Trecho do documento:
○ ○ ○

O status jurídico dos animais não humanos é normalmente o de itens de propriedade[3]. Isso significa, na prática, que enquanto estiverem nessa categoria, não podem ter direitos legais, e então nenhuma proteção realmente significativa aos seus interesses será possível (haja vista que seus proprietários continuariam tendo o direito de explorá-los).

É por essa razão que, a despeito da existência de leis de bem-estar animal, na prática elas não impedem que os animais sejam explorados e vivam um verdadeiro inferno[4].

Uma objeção comum ao reconhecimento de direitos para os animais não humanos é a alegação de que, para alguém possuir direitos, precisa entender a noção de direitos, pois isso seria necessário para respeitar os direitos dos outros e para reivindicar os seus. Contudo, se faz sentido reconhecer direitos para os humanos que não possuem essas capacidades (como as crianças e os adultos que possuem impedimentos cognitivos), então não faz sentido dizer que os animais não humanos não podem ter direitos porque não possuem aquelas capacidades.

○ ○ ○

Dados fornecidos:
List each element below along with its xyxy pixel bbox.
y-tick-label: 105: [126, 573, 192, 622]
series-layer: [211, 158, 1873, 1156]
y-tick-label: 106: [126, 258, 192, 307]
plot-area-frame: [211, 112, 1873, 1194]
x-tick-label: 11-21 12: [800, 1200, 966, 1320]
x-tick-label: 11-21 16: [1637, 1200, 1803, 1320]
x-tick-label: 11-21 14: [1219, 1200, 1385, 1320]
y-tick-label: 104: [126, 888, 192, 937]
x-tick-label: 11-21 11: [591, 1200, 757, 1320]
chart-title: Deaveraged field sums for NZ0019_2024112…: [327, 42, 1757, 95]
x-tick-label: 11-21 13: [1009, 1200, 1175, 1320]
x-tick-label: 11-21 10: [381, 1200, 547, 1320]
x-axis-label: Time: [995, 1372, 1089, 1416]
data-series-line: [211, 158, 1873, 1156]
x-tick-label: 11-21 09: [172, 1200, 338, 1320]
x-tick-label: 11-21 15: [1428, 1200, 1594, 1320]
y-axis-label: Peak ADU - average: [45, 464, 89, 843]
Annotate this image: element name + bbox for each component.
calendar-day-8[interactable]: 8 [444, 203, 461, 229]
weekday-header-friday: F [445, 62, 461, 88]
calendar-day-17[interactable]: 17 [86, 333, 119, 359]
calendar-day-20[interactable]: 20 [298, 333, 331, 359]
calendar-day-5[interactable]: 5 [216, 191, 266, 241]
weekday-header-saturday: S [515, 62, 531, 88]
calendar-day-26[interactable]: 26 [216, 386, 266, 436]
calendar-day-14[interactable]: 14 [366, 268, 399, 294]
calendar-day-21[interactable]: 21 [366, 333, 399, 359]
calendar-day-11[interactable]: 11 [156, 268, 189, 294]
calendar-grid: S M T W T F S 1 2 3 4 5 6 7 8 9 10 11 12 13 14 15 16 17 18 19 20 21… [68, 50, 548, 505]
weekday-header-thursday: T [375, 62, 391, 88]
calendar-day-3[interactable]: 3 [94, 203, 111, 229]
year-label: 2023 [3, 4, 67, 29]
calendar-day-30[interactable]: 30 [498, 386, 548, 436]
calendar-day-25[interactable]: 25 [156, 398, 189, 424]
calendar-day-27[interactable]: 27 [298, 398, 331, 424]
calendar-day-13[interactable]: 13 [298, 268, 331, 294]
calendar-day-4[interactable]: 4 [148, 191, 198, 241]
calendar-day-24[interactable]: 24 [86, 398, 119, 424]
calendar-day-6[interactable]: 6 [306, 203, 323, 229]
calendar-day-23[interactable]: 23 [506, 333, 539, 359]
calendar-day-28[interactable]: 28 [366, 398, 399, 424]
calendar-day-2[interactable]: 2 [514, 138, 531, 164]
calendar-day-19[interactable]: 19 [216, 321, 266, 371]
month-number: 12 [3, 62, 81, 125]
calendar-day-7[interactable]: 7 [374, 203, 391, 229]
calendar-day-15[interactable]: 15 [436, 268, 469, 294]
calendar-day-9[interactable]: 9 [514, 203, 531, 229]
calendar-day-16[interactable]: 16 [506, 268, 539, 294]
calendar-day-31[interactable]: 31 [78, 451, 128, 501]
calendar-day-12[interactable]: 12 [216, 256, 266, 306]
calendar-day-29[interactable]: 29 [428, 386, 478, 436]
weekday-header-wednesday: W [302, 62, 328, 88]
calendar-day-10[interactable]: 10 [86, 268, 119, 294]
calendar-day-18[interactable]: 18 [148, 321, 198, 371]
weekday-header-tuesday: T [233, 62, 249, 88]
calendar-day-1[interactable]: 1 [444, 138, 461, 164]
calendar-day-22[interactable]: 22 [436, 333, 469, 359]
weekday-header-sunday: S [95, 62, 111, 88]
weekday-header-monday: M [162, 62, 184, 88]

○ ○ ○

O que fazer:
1 - Traduza para o inglês esta frase do trecho sobre os direitos dos animais: "Uma objeção comum ao reconhecimento de direitos para os animais não humanos é a alegação de que, para alguém possuir direitos, precisa entender a noção de direitos, pois isso seria necessário para respeitar os direitos dos outros e para reivindicar os seus."
2 - Responda com base no trecho sobre os direitos dos animais:
(a) Qual é normalmente o status jurídico dos animais não humanos?
(b) O que as leis de bem-estar animal não impedem na prática?
(c) Que exemplos de humanos sem a capacidade de entender a noção de direitos são citados?
3 - Dê continuidade ao trecho sobre os direitos dos animais a partir da última frase.
As linhas não têm relação com o trecho sobre os direitos dos animais.

Respostas do exercício:
1 - A common objection to recognizing rights for nonhuman animals is the claim that, in order to have rights, one must understand the notion of rights, since this would be necessary to respect the rights of others and to claim one's own.

2 -
(a) O de itens de propriedade.
(b) Não impedem que os animais sejam explorados e vivam um verdadeiro inferno.
(c) As crianças e os adultos que possuem impedimentos cognitivos.

3 -
Há, portanto, razões para se defender mudar o status jurídico dos animais, retirando-lhes da categoria de coisas e concedendo-lhes o status de detentores de direitos legais[5]. Entretanto, é improvável que isso ocorrerá enquanto a maior parte das pessoas consumir produtos de origem animal, cuja demanda implica a existência de todo um sistema de exploração animal para atendê-la. Por essa razão é necessário, paralelamente à revindicação de mudança no status jurídico dos animais, buscar também que mais e mais pessoas abandonem o uso de animais.

Porém, para se alcançar tal mudança de comportamento, é necessário mudar o modo como as pessoas veem os animais. É por essa razão que é extremamente necessário, seja para fazer com que mais pessoas abandonem o uso de animais, seja para mudar o status jurídico dos animais, divulgar os argumentos que fundamentam a igual consideração por todos os seres sencientes.

REFERÊNCIAS

BRYANT, T. L. Sacrificing the sacrifice of animals: Legal personhood for animals, the status of animals as property, and the presumed primacy of humans. Rutgers Law Journal, v. 39, p. 247-330, 2008.

FEINBERG, J. The rights of animals and future generations. In: BLACKSTONE W. (org.) Philosophy and environmental crisis. Athens: University of Georgia Press, 1974, p. 43-78.

FINSEN, S. Obstacles to legal rights for animals: Can we get there from here? Animal Law Review, v. 3, p. i-vi, 1997.

FRANCIONE, G. L. Animals, property and the Law. Philadelphia: Temple University Press, 1995.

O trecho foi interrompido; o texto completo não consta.